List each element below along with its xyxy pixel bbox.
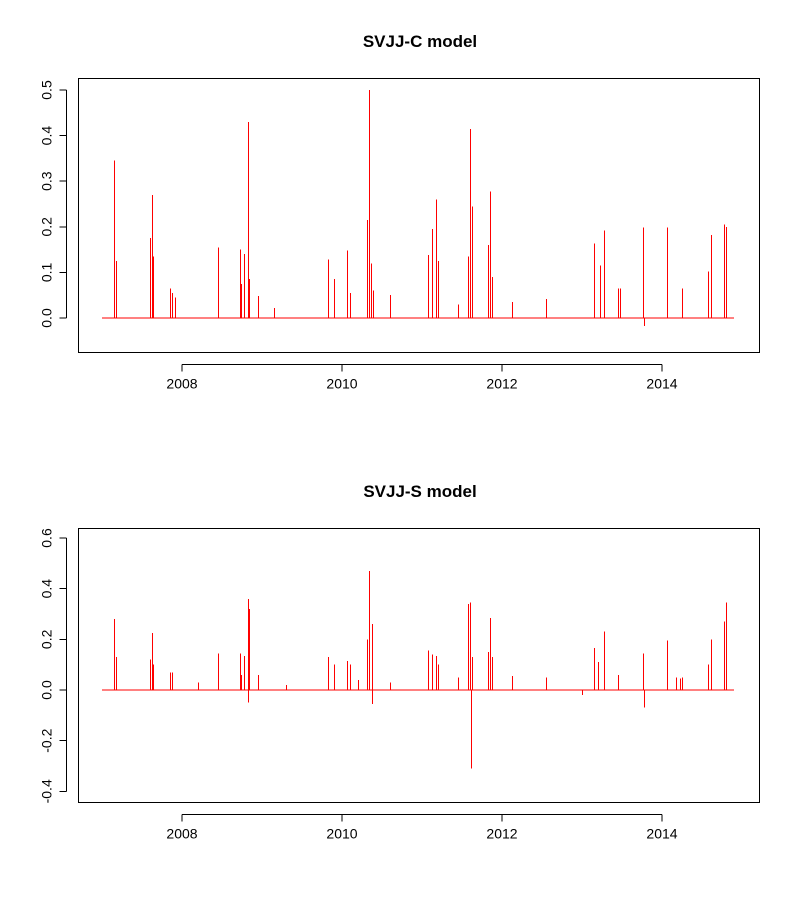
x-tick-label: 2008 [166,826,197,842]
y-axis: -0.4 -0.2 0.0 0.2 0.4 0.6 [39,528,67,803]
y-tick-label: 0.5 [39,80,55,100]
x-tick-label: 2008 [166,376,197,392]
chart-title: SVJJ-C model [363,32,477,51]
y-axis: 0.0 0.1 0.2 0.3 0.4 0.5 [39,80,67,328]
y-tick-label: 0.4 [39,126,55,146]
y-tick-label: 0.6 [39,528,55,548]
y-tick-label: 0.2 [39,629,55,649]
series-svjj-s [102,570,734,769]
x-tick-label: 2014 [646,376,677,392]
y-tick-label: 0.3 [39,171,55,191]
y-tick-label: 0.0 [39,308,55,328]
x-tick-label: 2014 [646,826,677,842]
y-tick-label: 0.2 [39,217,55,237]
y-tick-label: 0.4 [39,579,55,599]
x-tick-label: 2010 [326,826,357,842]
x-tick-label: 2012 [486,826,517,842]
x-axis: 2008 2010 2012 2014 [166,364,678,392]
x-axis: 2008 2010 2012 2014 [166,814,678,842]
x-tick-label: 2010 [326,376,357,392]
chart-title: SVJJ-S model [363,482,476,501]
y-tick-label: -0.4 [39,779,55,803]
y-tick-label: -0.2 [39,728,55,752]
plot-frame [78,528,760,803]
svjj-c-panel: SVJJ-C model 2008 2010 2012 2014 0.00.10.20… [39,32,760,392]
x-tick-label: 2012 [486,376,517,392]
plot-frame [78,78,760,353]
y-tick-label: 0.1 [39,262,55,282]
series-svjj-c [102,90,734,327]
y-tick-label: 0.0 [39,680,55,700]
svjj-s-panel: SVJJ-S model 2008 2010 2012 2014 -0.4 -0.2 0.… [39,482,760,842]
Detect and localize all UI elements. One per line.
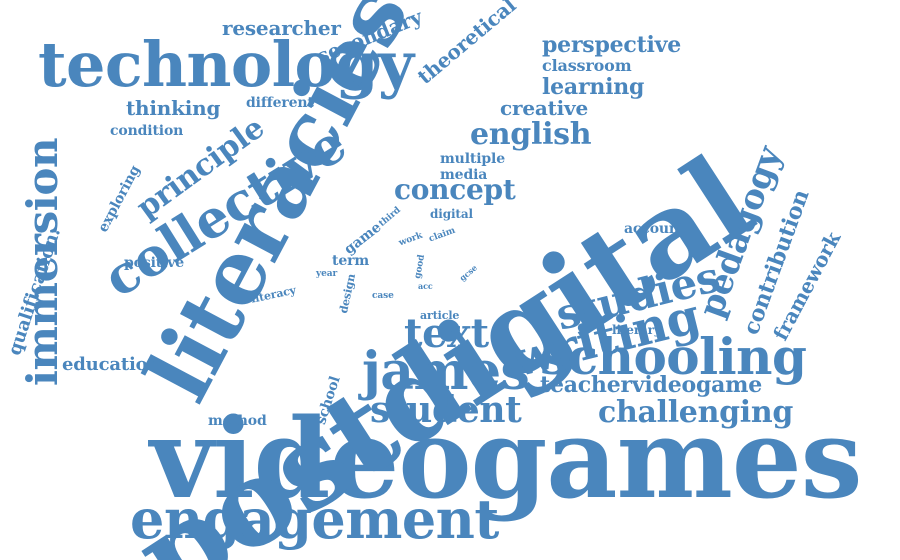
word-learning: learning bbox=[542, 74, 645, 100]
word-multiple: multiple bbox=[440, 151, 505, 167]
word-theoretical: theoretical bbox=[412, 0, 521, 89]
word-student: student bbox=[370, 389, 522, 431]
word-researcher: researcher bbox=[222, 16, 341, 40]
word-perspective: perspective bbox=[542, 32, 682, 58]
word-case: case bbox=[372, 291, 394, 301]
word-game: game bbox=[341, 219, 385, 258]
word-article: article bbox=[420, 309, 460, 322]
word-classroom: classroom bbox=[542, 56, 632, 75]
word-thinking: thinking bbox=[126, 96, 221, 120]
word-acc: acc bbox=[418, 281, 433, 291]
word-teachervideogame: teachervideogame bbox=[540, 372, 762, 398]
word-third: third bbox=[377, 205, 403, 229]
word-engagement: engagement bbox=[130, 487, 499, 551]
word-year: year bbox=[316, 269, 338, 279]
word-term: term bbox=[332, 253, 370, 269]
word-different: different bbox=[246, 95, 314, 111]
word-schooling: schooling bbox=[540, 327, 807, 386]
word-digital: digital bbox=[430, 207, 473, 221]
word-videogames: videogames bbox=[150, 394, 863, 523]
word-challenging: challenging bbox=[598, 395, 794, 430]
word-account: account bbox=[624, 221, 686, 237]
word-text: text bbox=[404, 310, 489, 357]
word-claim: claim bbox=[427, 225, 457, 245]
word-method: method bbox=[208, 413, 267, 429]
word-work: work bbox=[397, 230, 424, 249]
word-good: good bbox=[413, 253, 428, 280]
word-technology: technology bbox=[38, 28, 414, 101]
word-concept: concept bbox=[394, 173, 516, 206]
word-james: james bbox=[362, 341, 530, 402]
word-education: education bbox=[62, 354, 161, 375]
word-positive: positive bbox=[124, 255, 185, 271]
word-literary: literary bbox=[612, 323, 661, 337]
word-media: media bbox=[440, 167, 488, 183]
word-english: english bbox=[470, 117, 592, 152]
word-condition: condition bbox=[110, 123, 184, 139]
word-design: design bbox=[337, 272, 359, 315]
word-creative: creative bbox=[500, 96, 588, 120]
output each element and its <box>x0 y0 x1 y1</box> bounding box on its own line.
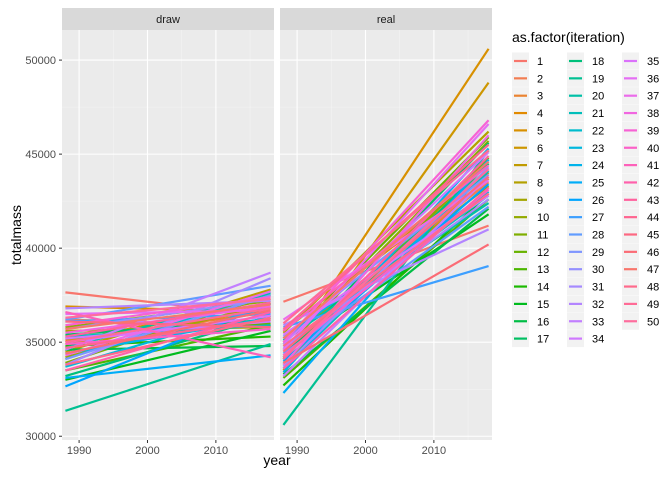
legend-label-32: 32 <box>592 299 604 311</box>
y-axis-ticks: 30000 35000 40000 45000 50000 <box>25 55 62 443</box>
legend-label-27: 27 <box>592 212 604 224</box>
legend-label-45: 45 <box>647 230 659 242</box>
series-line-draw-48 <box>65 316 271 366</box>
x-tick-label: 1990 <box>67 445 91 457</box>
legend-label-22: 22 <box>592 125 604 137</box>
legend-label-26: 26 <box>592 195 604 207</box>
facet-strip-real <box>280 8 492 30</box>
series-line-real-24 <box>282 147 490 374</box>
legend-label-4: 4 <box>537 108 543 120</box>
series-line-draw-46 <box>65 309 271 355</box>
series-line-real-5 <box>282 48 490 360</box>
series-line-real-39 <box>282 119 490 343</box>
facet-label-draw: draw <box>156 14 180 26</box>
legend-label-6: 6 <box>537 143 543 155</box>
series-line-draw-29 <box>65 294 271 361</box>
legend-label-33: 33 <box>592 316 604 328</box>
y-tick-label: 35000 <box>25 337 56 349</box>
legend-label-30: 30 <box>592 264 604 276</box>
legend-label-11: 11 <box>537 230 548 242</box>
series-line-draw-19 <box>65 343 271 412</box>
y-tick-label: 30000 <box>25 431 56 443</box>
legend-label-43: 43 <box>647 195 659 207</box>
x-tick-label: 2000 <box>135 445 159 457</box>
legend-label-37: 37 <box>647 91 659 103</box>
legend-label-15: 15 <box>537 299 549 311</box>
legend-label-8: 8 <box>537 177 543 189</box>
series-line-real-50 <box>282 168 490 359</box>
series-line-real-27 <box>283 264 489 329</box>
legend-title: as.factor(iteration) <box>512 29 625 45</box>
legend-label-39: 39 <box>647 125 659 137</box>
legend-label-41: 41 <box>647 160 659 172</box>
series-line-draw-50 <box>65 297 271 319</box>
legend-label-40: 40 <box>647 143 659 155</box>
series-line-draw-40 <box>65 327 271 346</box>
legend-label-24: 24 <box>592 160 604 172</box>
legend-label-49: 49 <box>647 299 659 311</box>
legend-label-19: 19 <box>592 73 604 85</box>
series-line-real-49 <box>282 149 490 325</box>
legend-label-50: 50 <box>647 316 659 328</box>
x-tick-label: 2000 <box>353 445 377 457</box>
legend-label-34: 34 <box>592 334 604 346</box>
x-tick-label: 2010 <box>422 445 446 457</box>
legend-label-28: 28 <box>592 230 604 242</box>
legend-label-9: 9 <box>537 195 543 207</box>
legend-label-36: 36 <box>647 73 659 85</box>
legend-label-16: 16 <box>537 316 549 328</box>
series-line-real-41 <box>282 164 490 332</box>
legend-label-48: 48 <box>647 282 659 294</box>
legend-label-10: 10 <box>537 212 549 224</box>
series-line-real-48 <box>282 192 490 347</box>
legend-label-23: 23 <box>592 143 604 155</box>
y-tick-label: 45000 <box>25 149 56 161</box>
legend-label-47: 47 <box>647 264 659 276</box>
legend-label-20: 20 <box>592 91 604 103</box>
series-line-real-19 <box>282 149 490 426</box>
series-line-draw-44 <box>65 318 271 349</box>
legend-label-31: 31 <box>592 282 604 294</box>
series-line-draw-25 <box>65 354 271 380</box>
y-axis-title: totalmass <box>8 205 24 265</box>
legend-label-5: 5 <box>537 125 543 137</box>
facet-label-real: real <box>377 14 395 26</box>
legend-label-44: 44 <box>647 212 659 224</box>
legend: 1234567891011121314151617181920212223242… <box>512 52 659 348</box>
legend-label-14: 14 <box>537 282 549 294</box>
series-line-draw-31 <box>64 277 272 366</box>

........

— Task goal —
Change every "plot-frame" in the material above to "plot-area", keeping everything else the same, and reproduce the result without the pictures.

— Answer for this exercise —
List each element below along with its xyxy pixel bbox.
x-tick-label: 2008 [166,826,197,842]
y-axis: -0.4 -0.2 0.0 0.2 0.4 0.6 [39,528,67,803]
y-tick-label: 0.5 [39,80,55,100]
x-tick-label: 2008 [166,376,197,392]
chart-title: SVJJ-C model [363,32,477,51]
y-axis: 0.0 0.1 0.2 0.3 0.4 0.5 [39,80,67,328]
y-tick-label: 0.4 [39,126,55,146]
y-tick-label: 0.6 [39,528,55,548]
y-tick-label: 0.2 [39,629,55,649]
series-svjj-s [102,570,734,769]
x-tick-label: 2014 [646,376,677,392]
y-tick-label: 0.3 [39,171,55,191]
y-tick-label: 0.0 [39,308,55,328]
x-tick-label: 2014 [646,826,677,842]
y-tick-label: 0.2 [39,217,55,237]
y-tick-label: 0.4 [39,579,55,599]
x-tick-label: 2010 [326,826,357,842]
x-tick-label: 2012 [486,826,517,842]
x-axis: 2008 2010 2012 2014 [166,364,678,392]
x-axis: 2008 2010 2012 2014 [166,814,678,842]
x-tick-label: 2010 [326,376,357,392]
chart-title: SVJJ-S model [363,482,476,501]
y-tick-label: -0.4 [39,779,55,803]
y-tick-label: -0.2 [39,728,55,752]
plot-area [78,528,760,803]
svjj-c-panel: SVJJ-C model 2008 2010 2012 2014 0.00.10.20… [39,32,760,392]
x-tick-label: 2012 [486,376,517,392]
plot-area [78,78,760,353]
y-tick-label: 0.1 [39,262,55,282]
series-svjj-c [102,90,734,327]
y-tick-label: 0.0 [39,680,55,700]
svjj-s-panel: SVJJ-S model 2008 2010 2012 2014 -0.4 -0.2 0.… [39,482,760,842]
Detect and localize all UI elements. One per line.
word-learning: learning bbox=[542, 74, 645, 100]
word-multiple: multiple bbox=[440, 151, 505, 167]
word-theoretical: theoretical bbox=[412, 0, 521, 89]
word-student: student bbox=[370, 389, 522, 431]
word-researcher: researcher bbox=[222, 16, 341, 40]
word-perspective: perspective bbox=[542, 32, 682, 58]
word-case: case bbox=[372, 291, 394, 301]
word-game: game bbox=[341, 219, 385, 258]
word-article: article bbox=[420, 309, 460, 322]
word-classroom: classroom bbox=[542, 56, 632, 75]
word-thinking: thinking bbox=[126, 96, 221, 120]
word-acc: acc bbox=[418, 281, 433, 291]
word-teachervideogame: teachervideogame bbox=[540, 372, 762, 398]
word-third: third bbox=[377, 205, 403, 229]
word-engagement: engagement bbox=[130, 487, 499, 551]
word-year: year bbox=[316, 269, 338, 279]
word-term: term bbox=[332, 253, 370, 269]
word-different: different bbox=[246, 95, 314, 111]
word-schooling: schooling bbox=[540, 327, 807, 386]
word-digital: digital bbox=[430, 207, 473, 221]
word-videogames: videogames bbox=[150, 394, 863, 523]
word-challenging: challenging bbox=[598, 395, 794, 430]
word-account: account bbox=[624, 221, 686, 237]
word-text: text bbox=[404, 310, 489, 357]
word-claim: claim bbox=[427, 225, 457, 245]
word-method: method bbox=[208, 413, 267, 429]
word-work: work bbox=[397, 230, 424, 249]
word-good: good bbox=[413, 253, 428, 280]
word-technology: technology bbox=[38, 28, 414, 101]
word-concept: concept bbox=[394, 173, 516, 206]
word-james: james bbox=[362, 341, 530, 402]
word-education: education bbox=[62, 354, 161, 375]
word-positive: positive bbox=[124, 255, 185, 271]
word-literary: literary bbox=[612, 323, 661, 337]
word-media: media bbox=[440, 167, 488, 183]
word-english: english bbox=[470, 117, 592, 152]
word-condition: condition bbox=[110, 123, 184, 139]
word-design: design bbox=[337, 272, 359, 315]
word-creative: creative bbox=[500, 96, 588, 120]
output each element and its <box>x0 y0 x1 y1</box> bounding box on its own line.
legend-label-32: 32 <box>592 299 604 311</box>
y-axis-ticks: 30000 35000 40000 45000 50000 <box>25 55 62 443</box>
legend-label-27: 27 <box>592 212 604 224</box>
legend-label-45: 45 <box>647 230 659 242</box>
series-line-draw-48 <box>65 316 271 366</box>
x-tick-label: 1990 <box>67 445 91 457</box>
legend-label-22: 22 <box>592 125 604 137</box>
legend-label-26: 26 <box>592 195 604 207</box>
facet-strip-real <box>280 8 492 30</box>
series-line-real-24 <box>282 147 490 374</box>
legend-label-4: 4 <box>537 108 543 120</box>
series-line-draw-46 <box>65 309 271 355</box>
series-line-real-5 <box>282 48 490 360</box>
series-line-real-39 <box>282 119 490 343</box>
facet-label-draw: draw <box>156 14 180 26</box>
legend-label-6: 6 <box>537 143 543 155</box>
series-line-draw-29 <box>65 294 271 361</box>
legend-label-33: 33 <box>592 316 604 328</box>
y-tick-label: 35000 <box>25 337 56 349</box>
legend-label-30: 30 <box>592 264 604 276</box>
legend-label-11: 11 <box>537 230 548 242</box>
series-line-draw-19 <box>65 343 271 412</box>
y-tick-label: 30000 <box>25 431 56 443</box>
legend-label-43: 43 <box>647 195 659 207</box>
x-tick-label: 2000 <box>135 445 159 457</box>
legend-label-37: 37 <box>647 91 659 103</box>
legend-label-15: 15 <box>537 299 549 311</box>
legend-label-8: 8 <box>537 177 543 189</box>
series-line-real-50 <box>282 168 490 359</box>
series-line-real-27 <box>283 264 489 329</box>
legend-title: as.factor(iteration) <box>512 29 625 45</box>
legend-label-39: 39 <box>647 125 659 137</box>
legend-label-41: 41 <box>647 160 659 172</box>
series-line-draw-50 <box>65 297 271 319</box>
legend-label-40: 40 <box>647 143 659 155</box>
series-line-draw-40 <box>65 327 271 346</box>
legend-label-24: 24 <box>592 160 604 172</box>
legend-label-49: 49 <box>647 299 659 311</box>
legend-label-19: 19 <box>592 73 604 85</box>
series-line-real-49 <box>282 149 490 325</box>
legend-label-50: 50 <box>647 316 659 328</box>
x-tick-label: 2000 <box>353 445 377 457</box>
legend-label-34: 34 <box>592 334 604 346</box>
x-tick-label: 2010 <box>422 445 446 457</box>
legend-label-28: 28 <box>592 230 604 242</box>
legend-label-9: 9 <box>537 195 543 207</box>
legend-label-36: 36 <box>647 73 659 85</box>
legend-label-16: 16 <box>537 316 549 328</box>
series-line-real-41 <box>282 164 490 332</box>
legend-label-48: 48 <box>647 282 659 294</box>
legend-label-10: 10 <box>537 212 549 224</box>
series-line-real-48 <box>282 192 490 347</box>
legend-label-23: 23 <box>592 143 604 155</box>
y-tick-label: 45000 <box>25 149 56 161</box>
legend-label-47: 47 <box>647 264 659 276</box>
legend-label-20: 20 <box>592 91 604 103</box>
series-line-real-19 <box>282 149 490 426</box>
series-line-draw-44 <box>65 318 271 349</box>
legend-label-31: 31 <box>592 282 604 294</box>
series-line-draw-25 <box>65 354 271 380</box>
y-axis-title: totalmass <box>8 205 24 265</box>
legend-label-5: 5 <box>537 125 543 137</box>
facet-label-real: real <box>377 14 395 26</box>
legend-label-44: 44 <box>647 212 659 224</box>
legend: 1234567891011121314151617181920212223242… <box>512 52 659 348</box>
legend-label-14: 14 <box>537 282 549 294</box>
series-line-draw-31 <box>64 277 272 366</box>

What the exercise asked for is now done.